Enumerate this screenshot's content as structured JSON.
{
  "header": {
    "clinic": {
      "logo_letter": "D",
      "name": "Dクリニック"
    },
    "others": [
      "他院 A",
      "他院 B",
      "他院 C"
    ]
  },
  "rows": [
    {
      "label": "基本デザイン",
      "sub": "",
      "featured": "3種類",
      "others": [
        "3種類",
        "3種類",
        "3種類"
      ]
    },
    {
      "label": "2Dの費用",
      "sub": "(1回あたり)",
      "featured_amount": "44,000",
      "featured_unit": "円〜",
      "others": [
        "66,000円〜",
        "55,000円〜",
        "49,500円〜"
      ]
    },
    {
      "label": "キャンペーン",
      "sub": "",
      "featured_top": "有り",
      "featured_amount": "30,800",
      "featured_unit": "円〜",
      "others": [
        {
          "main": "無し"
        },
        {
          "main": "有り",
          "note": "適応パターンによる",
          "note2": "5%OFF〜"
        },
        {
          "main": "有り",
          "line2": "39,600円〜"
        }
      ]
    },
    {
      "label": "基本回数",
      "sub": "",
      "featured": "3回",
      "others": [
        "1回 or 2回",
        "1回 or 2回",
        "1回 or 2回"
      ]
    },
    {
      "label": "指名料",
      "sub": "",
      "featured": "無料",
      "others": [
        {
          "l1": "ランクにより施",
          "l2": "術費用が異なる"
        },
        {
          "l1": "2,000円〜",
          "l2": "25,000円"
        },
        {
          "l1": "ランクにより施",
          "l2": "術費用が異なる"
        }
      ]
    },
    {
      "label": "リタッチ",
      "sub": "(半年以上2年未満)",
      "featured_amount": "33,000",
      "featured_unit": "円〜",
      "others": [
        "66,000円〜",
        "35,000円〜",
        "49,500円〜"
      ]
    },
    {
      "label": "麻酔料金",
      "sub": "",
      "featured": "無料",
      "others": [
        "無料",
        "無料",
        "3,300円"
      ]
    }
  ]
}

▶ **PROBLEM TO WORK ON**: From the records above, extract each line exactly as shown.

▶ **PROBLEM SOLUTION**:
Enumerate this screenshot's content as structured JSON.
{
  "header": {
    "clinic": {
      "logo_letter": "D",
      "name": "Dクリニック"
    },
    "others": [
      "他院 A",
      "他院 B",
      "他院 C"
    ]
  },
  "rows": [
    {
      "label": "基本デザイン",
      "sub": "",
      "featured": "3種類",
      "others": [
        "3種類",
        "3種類",
        "3種類"
      ]
    },
    {
      "label": "2Dの費用",
      "sub": "(1回あたり)",
      "featured_amount": "44,000",
      "featured_unit": "円〜",
      "others": [
        "66,000円〜",
        "55,000円〜",
        "49,500円〜"
      ]
    },
    {
      "label": "キャンペーン",
      "sub": "",
      "featured_top": "有り",
      "featured_amount": "30,800",
      "featured_unit": "円〜",
      "others": [
        {
          "main": "無し"
        },
        {
          "main": "有り",
          "note": "適応パターンによる",
          "note2": "5%OFF〜"
        },
        {
          "main": "有り",
          "line2": "39,600円〜"
        }
      ]
    },
    {
      "label": "基本回数",
      "sub": "",
      "featured": "3回",
      "others": [
        "1回 or 2回",
        "1回 or 2回",
        "1回 or 2回"
      ]
    },
    {
      "label": "指名料",
      "sub": "",
      "featured": "無料",
      "others": [
        {
          "l1": "ランクにより施",
          "l2": "術費用が異なる"
        },
        {
          "l1": "2,000円〜",
          "l2": "25,000円"
        },
        {
          "l1": "ランクにより施",
          "l2": "術費用が異なる"
        }
      ]
    },
    {
      "label": "リタッチ",
      "sub": "(半年以上2年未満)",
      "featured_amount": "33,000",
      "featured_unit": "円〜",
      "others": [
        "66,000円〜",
        "35,000円〜",
        "49,500円〜"
      ]
    },
    {
      "label": "麻酔料金",
      "sub": "",
      "featured": "無料",
      "others": [
        "無料",
        "無料",
        "3,300円"
      ]
    }
  ]
}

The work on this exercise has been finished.